Given request: Copy out all lines with the word "your" in them.

====== Provided material

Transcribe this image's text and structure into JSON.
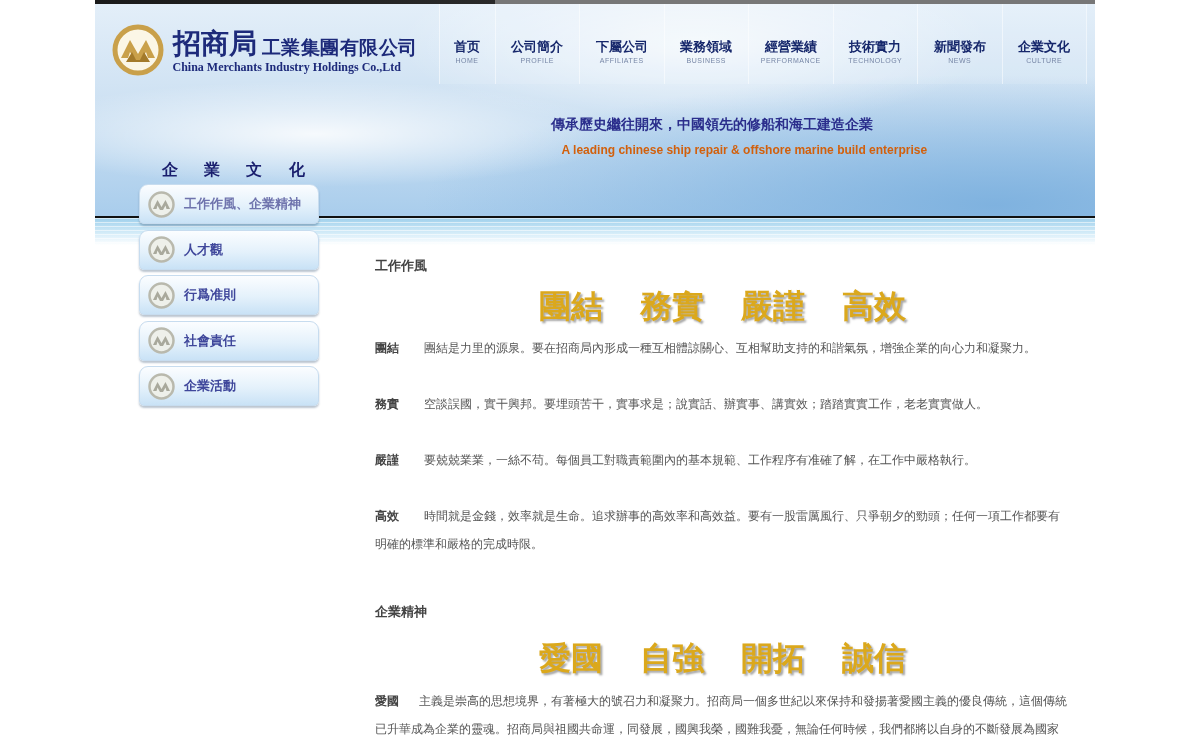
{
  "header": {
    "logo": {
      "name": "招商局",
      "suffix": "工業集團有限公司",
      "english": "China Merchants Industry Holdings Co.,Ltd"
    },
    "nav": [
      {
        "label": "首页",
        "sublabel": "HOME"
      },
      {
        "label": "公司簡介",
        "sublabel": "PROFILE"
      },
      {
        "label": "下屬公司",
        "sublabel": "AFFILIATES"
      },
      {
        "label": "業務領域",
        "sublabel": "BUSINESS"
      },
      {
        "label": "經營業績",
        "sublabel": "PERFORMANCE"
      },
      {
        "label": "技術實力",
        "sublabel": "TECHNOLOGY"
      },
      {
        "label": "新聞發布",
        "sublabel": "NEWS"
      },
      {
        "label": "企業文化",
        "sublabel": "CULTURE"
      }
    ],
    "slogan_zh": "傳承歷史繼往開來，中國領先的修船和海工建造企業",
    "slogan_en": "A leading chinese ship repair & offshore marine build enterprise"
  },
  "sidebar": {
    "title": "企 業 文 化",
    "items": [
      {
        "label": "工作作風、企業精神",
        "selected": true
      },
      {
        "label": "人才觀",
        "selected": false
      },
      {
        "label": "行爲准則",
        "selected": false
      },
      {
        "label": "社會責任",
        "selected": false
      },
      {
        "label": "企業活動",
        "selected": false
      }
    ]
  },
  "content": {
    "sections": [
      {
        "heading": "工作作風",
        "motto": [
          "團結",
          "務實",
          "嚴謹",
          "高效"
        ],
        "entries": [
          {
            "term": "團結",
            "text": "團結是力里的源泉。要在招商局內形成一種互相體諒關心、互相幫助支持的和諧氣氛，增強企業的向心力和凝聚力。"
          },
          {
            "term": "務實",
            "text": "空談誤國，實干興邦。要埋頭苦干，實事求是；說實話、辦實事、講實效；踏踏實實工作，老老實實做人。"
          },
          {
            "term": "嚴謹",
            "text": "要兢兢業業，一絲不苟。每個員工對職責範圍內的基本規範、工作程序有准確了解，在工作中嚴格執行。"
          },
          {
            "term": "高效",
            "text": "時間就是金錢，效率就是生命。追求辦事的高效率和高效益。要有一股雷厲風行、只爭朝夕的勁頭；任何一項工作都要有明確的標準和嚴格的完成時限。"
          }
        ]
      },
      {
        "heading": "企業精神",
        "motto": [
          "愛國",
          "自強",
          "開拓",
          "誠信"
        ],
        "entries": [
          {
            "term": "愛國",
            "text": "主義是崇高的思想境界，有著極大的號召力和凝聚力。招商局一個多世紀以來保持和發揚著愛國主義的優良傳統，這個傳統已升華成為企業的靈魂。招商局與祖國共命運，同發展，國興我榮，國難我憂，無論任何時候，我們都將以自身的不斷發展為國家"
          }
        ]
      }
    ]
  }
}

============
====== Provided material

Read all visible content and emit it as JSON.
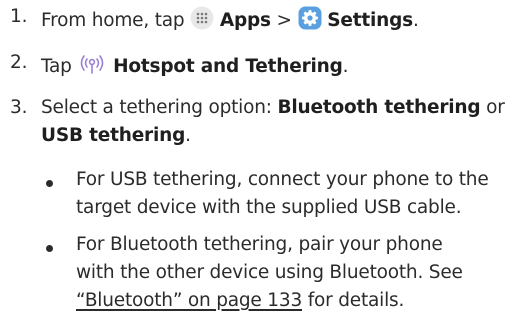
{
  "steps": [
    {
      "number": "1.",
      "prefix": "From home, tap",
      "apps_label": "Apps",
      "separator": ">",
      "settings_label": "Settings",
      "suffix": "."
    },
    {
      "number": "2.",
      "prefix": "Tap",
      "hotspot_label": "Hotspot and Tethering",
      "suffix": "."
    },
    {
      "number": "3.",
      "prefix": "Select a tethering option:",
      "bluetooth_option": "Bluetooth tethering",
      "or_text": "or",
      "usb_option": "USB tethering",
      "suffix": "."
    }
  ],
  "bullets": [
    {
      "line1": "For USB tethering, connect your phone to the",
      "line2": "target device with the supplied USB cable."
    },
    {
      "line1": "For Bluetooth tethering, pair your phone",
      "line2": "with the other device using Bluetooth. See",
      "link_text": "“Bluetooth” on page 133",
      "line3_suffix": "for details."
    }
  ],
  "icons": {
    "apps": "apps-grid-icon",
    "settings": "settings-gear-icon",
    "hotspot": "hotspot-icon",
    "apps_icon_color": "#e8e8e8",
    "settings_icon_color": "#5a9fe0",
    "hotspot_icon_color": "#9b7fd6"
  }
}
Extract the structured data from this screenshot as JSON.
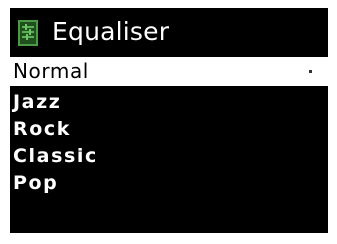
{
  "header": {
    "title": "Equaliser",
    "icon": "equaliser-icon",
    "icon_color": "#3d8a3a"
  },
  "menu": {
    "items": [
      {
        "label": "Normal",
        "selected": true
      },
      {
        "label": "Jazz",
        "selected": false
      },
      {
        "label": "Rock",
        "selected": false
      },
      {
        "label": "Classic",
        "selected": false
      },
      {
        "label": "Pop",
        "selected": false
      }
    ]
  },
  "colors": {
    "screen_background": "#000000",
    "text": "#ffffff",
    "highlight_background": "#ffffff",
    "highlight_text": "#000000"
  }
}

============

Exercise answer:
      "line1": "For USB tethering, connect your phone to the",
      "line1": "For Bluetooth tethering, pair your phone",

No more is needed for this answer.